Entries supplied =>
# # #
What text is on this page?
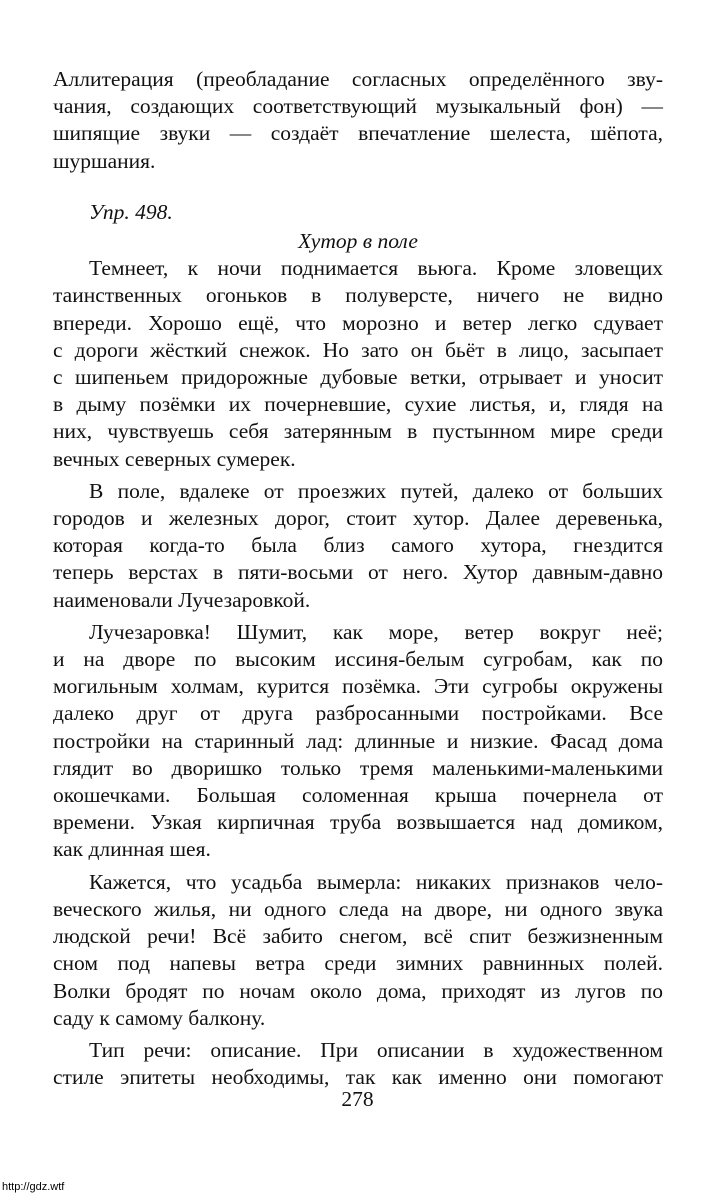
Аллитерация (преобладание согласных определённого зву-
чания, создающих соответствующий музыкальный фон) —
шипящие звуки — создаёт впечатление шелеста, шёпота,
шуршания.
Упр. 498.
Хутор в поле
Темнеет, к ночи поднимается вьюга. Кроме зловещих
таинственных огоньков в полуверсте, ничего не видно
впереди. Хорошо ещё, что морозно и ветер легко сдувает
с дороги жёсткий снежок. Но зато он бьёт в лицо, засыпает
с шипеньем придорожные дубовые ветки, отрывает и уносит
в дыму позёмки их почерневшие, сухие листья, и, глядя на
них, чувствуешь себя затерянным в пустынном мире среди
вечных северных сумерек.
В поле, вдалеке от проезжих путей, далеко от больших
городов и железных дорог, стоит хутор. Далее деревенька,
которая когда-то была близ самого хутора, гнездится
теперь верстах в пяти-восьми от него. Хутор давным-давно
наименовали Лучезаровкой.
Лучезаровка! Шумит, как море, ветер вокруг неё;
и на дворе по высоким иссиня-белым сугробам, как по
могильным холмам, курится позёмка. Эти сугробы окружены
далеко друг от друга разбросанными постройками. Все
постройки на старинный лад: длинные и низкие. Фасад дома
глядит во дворишко только тремя маленькими-маленькими
окошечками. Большая соломенная крыша почернела от
времени. Узкая кирпичная труба возвышается над домиком,
как длинная шея.
Кажется, что усадьба вымерла: никаких признаков чело-
веческого жилья, ни одного следа на дворе, ни одного звука
людской речи! Всё забито снегом, всё спит безжизненным
сном под напевы ветра среди зимних равнинных полей.
Волки бродят по ночам около дома, приходят из лугов по
саду к самому балкону.
Тип речи: описание. При описании в художественном
стиле эпитеты необходимы, так как именно они помогают
278
http://gdz.wtf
# # #
Exercise objective => Transcribe the material exactly, keeping every word and none of the pictures.

Task answer =>
What text is on this page?
Аллитерация (преобладание согласных определённого зву-
чания, создающих соответствующий музыкальный фон) —
шипящие звуки — создаёт впечатление шелеста, шёпота,
шуршания.
Упр. 498.
Хутор в поле
Темнеет, к ночи поднимается вьюга. Кроме зловещих
таинственных огоньков в полуверсте, ничего не видно
впереди. Хорошо ещё, что морозно и ветер легко сдувает
с дороги жёсткий снежок. Но зато он бьёт в лицо, засыпает
с шипеньем придорожные дубовые ветки, отрывает и уносит
в дыму позёмки их почерневшие, сухие листья, и, глядя на
них, чувствуешь себя затерянным в пустынном мире среди
вечных северных сумерек.
В поле, вдалеке от проезжих путей, далеко от больших
городов и железных дорог, стоит хутор. Далее деревенька,
которая когда-то была близ самого хутора, гнездится
теперь верстах в пяти-восьми от него. Хутор давным-давно
наименовали Лучезаровкой.
Лучезаровка! Шумит, как море, ветер вокруг неё;
и на дворе по высоким иссиня-белым сугробам, как по
могильным холмам, курится позёмка. Эти сугробы окружены
далеко друг от друга разбросанными постройками. Все
постройки на старинный лад: длинные и низкие. Фасад дома
глядит во дворишко только тремя маленькими-маленькими
окошечками. Большая соломенная крыша почернела от
времени. Узкая кирпичная труба возвышается над домиком,
как длинная шея.
Кажется, что усадьба вымерла: никаких признаков чело-
веческого жилья, ни одного следа на дворе, ни одного звука
людской речи! Всё забито снегом, всё спит безжизненным
сном под напевы ветра среди зимних равнинных полей.
Волки бродят по ночам около дома, приходят из лугов по
саду к самому балкону.
Тип речи: описание. При описании в художественном
стиле эпитеты необходимы, так как именно они помогают
278
http://gdz.wtf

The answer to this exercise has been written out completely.